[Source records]
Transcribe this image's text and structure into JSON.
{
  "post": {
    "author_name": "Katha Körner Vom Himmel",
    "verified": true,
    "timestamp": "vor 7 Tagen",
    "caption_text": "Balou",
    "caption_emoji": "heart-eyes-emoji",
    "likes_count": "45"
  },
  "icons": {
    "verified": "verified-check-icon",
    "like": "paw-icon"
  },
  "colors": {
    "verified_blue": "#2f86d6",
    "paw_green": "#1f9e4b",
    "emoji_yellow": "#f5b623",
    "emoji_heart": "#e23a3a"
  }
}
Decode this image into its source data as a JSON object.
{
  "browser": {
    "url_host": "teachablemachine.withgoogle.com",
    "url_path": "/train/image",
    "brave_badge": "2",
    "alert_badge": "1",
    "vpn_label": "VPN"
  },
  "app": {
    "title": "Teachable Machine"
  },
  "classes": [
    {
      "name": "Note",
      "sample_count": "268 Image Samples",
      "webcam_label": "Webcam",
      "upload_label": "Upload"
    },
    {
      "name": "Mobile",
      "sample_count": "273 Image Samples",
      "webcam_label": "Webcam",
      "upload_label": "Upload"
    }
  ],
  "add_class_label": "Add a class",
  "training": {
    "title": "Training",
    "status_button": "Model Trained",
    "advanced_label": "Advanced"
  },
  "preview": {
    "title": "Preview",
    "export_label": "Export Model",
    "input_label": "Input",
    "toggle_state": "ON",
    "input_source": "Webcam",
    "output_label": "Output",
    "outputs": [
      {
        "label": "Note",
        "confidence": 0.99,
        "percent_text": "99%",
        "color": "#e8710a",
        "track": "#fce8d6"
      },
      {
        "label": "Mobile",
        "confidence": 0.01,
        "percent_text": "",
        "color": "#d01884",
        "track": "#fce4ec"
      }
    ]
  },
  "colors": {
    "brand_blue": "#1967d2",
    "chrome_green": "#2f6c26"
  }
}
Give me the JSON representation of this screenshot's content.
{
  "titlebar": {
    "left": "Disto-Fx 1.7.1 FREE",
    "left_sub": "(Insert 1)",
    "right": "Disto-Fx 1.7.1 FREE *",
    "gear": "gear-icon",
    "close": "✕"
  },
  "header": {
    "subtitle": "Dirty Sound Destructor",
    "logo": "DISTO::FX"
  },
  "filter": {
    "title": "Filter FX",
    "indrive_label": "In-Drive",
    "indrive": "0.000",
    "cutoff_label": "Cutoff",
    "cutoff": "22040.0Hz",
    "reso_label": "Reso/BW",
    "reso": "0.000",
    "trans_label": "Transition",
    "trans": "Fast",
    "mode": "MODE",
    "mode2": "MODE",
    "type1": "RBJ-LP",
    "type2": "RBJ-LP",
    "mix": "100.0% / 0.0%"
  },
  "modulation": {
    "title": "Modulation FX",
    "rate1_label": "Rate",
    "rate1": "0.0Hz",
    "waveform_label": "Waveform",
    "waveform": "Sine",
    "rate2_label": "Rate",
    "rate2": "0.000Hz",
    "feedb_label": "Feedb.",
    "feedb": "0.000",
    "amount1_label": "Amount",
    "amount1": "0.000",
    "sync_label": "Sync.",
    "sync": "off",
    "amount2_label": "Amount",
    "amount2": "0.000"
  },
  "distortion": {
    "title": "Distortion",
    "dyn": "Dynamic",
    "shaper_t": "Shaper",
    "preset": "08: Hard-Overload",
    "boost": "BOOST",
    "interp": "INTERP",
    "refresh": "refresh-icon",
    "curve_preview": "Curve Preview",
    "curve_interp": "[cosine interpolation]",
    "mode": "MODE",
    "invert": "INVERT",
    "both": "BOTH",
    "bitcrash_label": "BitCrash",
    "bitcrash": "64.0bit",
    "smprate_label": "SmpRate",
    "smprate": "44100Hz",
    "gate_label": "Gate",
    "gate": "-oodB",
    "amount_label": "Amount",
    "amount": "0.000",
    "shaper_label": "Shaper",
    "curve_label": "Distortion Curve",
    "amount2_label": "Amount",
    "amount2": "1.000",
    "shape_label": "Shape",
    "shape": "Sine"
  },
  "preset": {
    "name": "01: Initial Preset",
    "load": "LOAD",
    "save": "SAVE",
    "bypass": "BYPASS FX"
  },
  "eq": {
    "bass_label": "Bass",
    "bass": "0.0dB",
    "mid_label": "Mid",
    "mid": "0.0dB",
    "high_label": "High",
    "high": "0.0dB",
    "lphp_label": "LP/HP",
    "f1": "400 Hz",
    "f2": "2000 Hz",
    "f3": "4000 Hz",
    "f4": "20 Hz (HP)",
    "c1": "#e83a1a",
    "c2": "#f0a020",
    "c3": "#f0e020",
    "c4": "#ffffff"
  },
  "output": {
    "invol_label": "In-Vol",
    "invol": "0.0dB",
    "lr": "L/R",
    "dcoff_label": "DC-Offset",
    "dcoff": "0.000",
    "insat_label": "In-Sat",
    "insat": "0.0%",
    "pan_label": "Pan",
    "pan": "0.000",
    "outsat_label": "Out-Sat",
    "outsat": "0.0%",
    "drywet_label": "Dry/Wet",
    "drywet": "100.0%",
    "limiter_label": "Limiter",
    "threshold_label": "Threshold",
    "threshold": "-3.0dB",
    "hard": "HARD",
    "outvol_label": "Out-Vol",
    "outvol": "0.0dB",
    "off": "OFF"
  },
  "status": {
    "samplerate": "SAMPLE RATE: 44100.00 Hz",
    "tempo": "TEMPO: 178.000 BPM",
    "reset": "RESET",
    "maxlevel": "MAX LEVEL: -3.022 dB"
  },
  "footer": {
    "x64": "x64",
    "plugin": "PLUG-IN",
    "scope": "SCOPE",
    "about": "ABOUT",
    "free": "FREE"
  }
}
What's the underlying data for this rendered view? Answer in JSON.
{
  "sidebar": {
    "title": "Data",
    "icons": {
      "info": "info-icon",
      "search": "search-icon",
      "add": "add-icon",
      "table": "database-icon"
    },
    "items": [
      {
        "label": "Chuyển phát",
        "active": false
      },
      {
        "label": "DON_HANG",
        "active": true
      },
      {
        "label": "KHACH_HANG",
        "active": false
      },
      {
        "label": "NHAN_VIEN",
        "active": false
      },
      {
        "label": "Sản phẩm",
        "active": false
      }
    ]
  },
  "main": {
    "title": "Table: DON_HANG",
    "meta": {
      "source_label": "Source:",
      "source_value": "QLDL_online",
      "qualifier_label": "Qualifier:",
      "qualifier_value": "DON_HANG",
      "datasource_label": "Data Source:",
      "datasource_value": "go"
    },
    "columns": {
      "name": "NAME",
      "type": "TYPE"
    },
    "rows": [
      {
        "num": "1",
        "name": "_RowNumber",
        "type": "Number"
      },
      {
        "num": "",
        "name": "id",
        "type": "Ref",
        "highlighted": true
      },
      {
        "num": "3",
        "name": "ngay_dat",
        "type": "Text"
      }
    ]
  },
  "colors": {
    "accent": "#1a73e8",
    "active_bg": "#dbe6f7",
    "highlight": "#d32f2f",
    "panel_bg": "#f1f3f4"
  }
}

▶ THE REQUEST:
Above are some records; extract every one of them exactly.

▶ RESULT OF THIS TASK:
Transcribe this image's text and structure into JSON.
{
  "post": {
    "author_name": "Katha Körner Vom Himmel",
    "verified": true,
    "timestamp": "vor 7 Tagen",
    "caption_text": "Balou",
    "caption_emoji": "heart-eyes-emoji",
    "likes_count": "45"
  },
  "icons": {
    "verified": "verified-check-icon",
    "like": "paw-icon"
  },
  "colors": {
    "verified_blue": "#2f86d6",
    "paw_green": "#1f9e4b",
    "emoji_yellow": "#f5b623",
    "emoji_heart": "#e23a3a"
  }
}
Decode this image into its source data as a JSON object.
{
  "browser": {
    "url_host": "teachablemachine.withgoogle.com",
    "url_path": "/train/image",
    "brave_badge": "2",
    "alert_badge": "1",
    "vpn_label": "VPN"
  },
  "app": {
    "title": "Teachable Machine"
  },
  "classes": [
    {
      "name": "Note",
      "sample_count": "268 Image Samples",
      "webcam_label": "Webcam",
      "upload_label": "Upload"
    },
    {
      "name": "Mobile",
      "sample_count": "273 Image Samples",
      "webcam_label": "Webcam",
      "upload_label": "Upload"
    }
  ],
  "add_class_label": "Add a class",
  "training": {
    "title": "Training",
    "status_button": "Model Trained",
    "advanced_label": "Advanced"
  },
  "preview": {
    "title": "Preview",
    "export_label": "Export Model",
    "input_label": "Input",
    "toggle_state": "ON",
    "input_source": "Webcam",
    "output_label": "Output",
    "outputs": [
      {
        "label": "Note",
        "confidence": 0.99,
        "percent_text": "99%",
        "color": "#e8710a",
        "track": "#fce8d6"
      },
      {
        "label": "Mobile",
        "confidence": 0.01,
        "percent_text": "",
        "color": "#d01884",
        "track": "#fce4ec"
      }
    ]
  },
  "colors": {
    "brand_blue": "#1967d2",
    "chrome_green": "#2f6c26"
  }
}
Give me the JSON representation of this screenshot's content.
{
  "titlebar": {
    "left": "Disto-Fx 1.7.1 FREE",
    "left_sub": "(Insert 1)",
    "right": "Disto-Fx 1.7.1 FREE *",
    "gear": "gear-icon",
    "close": "✕"
  },
  "header": {
    "subtitle": "Dirty Sound Destructor",
    "logo": "DISTO::FX"
  },
  "filter": {
    "title": "Filter FX",
    "indrive_label": "In-Drive",
    "indrive": "0.000",
    "cutoff_label": "Cutoff",
    "cutoff": "22040.0Hz",
    "reso_label": "Reso/BW",
    "reso": "0.000",
    "trans_label": "Transition",
    "trans": "Fast",
    "mode": "MODE",
    "mode2": "MODE",
    "type1": "RBJ-LP",
    "type2": "RBJ-LP",
    "mix": "100.0% / 0.0%"
  },
  "modulation": {
    "title": "Modulation FX",
    "rate1_label": "Rate",
    "rate1": "0.0Hz",
    "waveform_label": "Waveform",
    "waveform": "Sine",
    "rate2_label": "Rate",
    "rate2": "0.000Hz",
    "feedb_label": "Feedb.",
    "feedb": "0.000",
    "amount1_label": "Amount",
    "amount1": "0.000",
    "sync_label": "Sync.",
    "sync": "off",
    "amount2_label": "Amount",
    "amount2": "0.000"
  },
  "distortion": {
    "title": "Distortion",
    "dyn": "Dynamic",
    "shaper_t": "Shaper",
    "preset": "08: Hard-Overload",
    "boost": "BOOST",
    "interp": "INTERP",
    "refresh": "refresh-icon",
    "curve_preview": "Curve Preview",
    "curve_interp": "[cosine interpolation]",
    "mode": "MODE",
    "invert": "INVERT",
    "both": "BOTH",
    "bitcrash_label": "BitCrash",
    "bitcrash": "64.0bit",
    "smprate_label": "SmpRate",
    "smprate": "44100Hz",
    "gate_label": "Gate",
    "gate": "-oodB",
    "amount_label": "Amount",
    "amount": "0.000",
    "shaper_label": "Shaper",
    "curve_label": "Distortion Curve",
    "amount2_label": "Amount",
    "amount2": "1.000",
    "shape_label": "Shape",
    "shape": "Sine"
  },
  "preset": {
    "name": "01: Initial Preset",
    "load": "LOAD",
    "save": "SAVE",
    "bypass": "BYPASS FX"
  },
  "eq": {
    "bass_label": "Bass",
    "bass": "0.0dB",
    "mid_label": "Mid",
    "mid": "0.0dB",
    "high_label": "High",
    "high": "0.0dB",
    "lphp_label": "LP/HP",
    "f1": "400 Hz",
    "f2": "2000 Hz",
    "f3": "4000 Hz",
    "f4": "20 Hz (HP)",
    "c1": "#e83a1a",
    "c2": "#f0a020",
    "c3": "#f0e020",
    "c4": "#ffffff"
  },
  "output": {
    "invol_label": "In-Vol",
    "invol": "0.0dB",
    "lr": "L/R",
    "dcoff_label": "DC-Offset",
    "dcoff": "0.000",
    "insat_label": "In-Sat",
    "insat": "0.0%",
    "pan_label": "Pan",
    "pan": "0.000",
    "outsat_label": "Out-Sat",
    "outsat": "0.0%",
    "drywet_label": "Dry/Wet",
    "drywet": "100.0%",
    "limiter_label": "Limiter",
    "threshold_label": "Threshold",
    "threshold": "-3.0dB",
    "hard": "HARD",
    "outvol_label": "Out-Vol",
    "outvol": "0.0dB",
    "off": "OFF"
  },
  "status": {
    "samplerate": "SAMPLE RATE: 44100.00 Hz",
    "tempo": "TEMPO: 178.000 BPM",
    "reset": "RESET",
    "maxlevel": "MAX LEVEL: -3.022 dB"
  },
  "footer": {
    "x64": "x64",
    "plugin": "PLUG-IN",
    "scope": "SCOPE",
    "about": "ABOUT",
    "free": "FREE"
  }
}
What's the underlying data for this rendered view? Answer in JSON.
{
  "sidebar": {
    "title": "Data",
    "icons": {
      "info": "info-icon",
      "search": "search-icon",
      "add": "add-icon",
      "table": "database-icon"
    },
    "items": [
      {
        "label": "Chuyển phát",
        "active": false
      },
      {
        "label": "DON_HANG",
        "active": true
      },
      {
        "label": "KHACH_HANG",
        "active": false
      },
      {
        "label": "NHAN_VIEN",
        "active": false
      },
      {
        "label": "Sản phẩm",
        "active": false
      }
    ]
  },
  "main": {
    "title": "Table: DON_HANG",
    "meta": {
      "source_label": "Source:",
      "source_value": "QLDL_online",
      "qualifier_label": "Qualifier:",
      "qualifier_value": "DON_HANG",
      "datasource_label": "Data Source:",
      "datasource_value": "go"
    },
    "columns": {
      "name": "NAME",
      "type": "TYPE"
    },
    "rows": [
      {
        "num": "1",
        "name": "_RowNumber",
        "type": "Number"
      },
      {
        "num": "",
        "name": "id",
        "type": "Ref",
        "highlighted": true
      },
      {
        "num": "3",
        "name": "ngay_dat",
        "type": "Text"
      }
    ]
  },
  "colors": {
    "accent": "#1a73e8",
    "active_bg": "#dbe6f7",
    "highlight": "#d32f2f",
    "panel_bg": "#f1f3f4"
  }
}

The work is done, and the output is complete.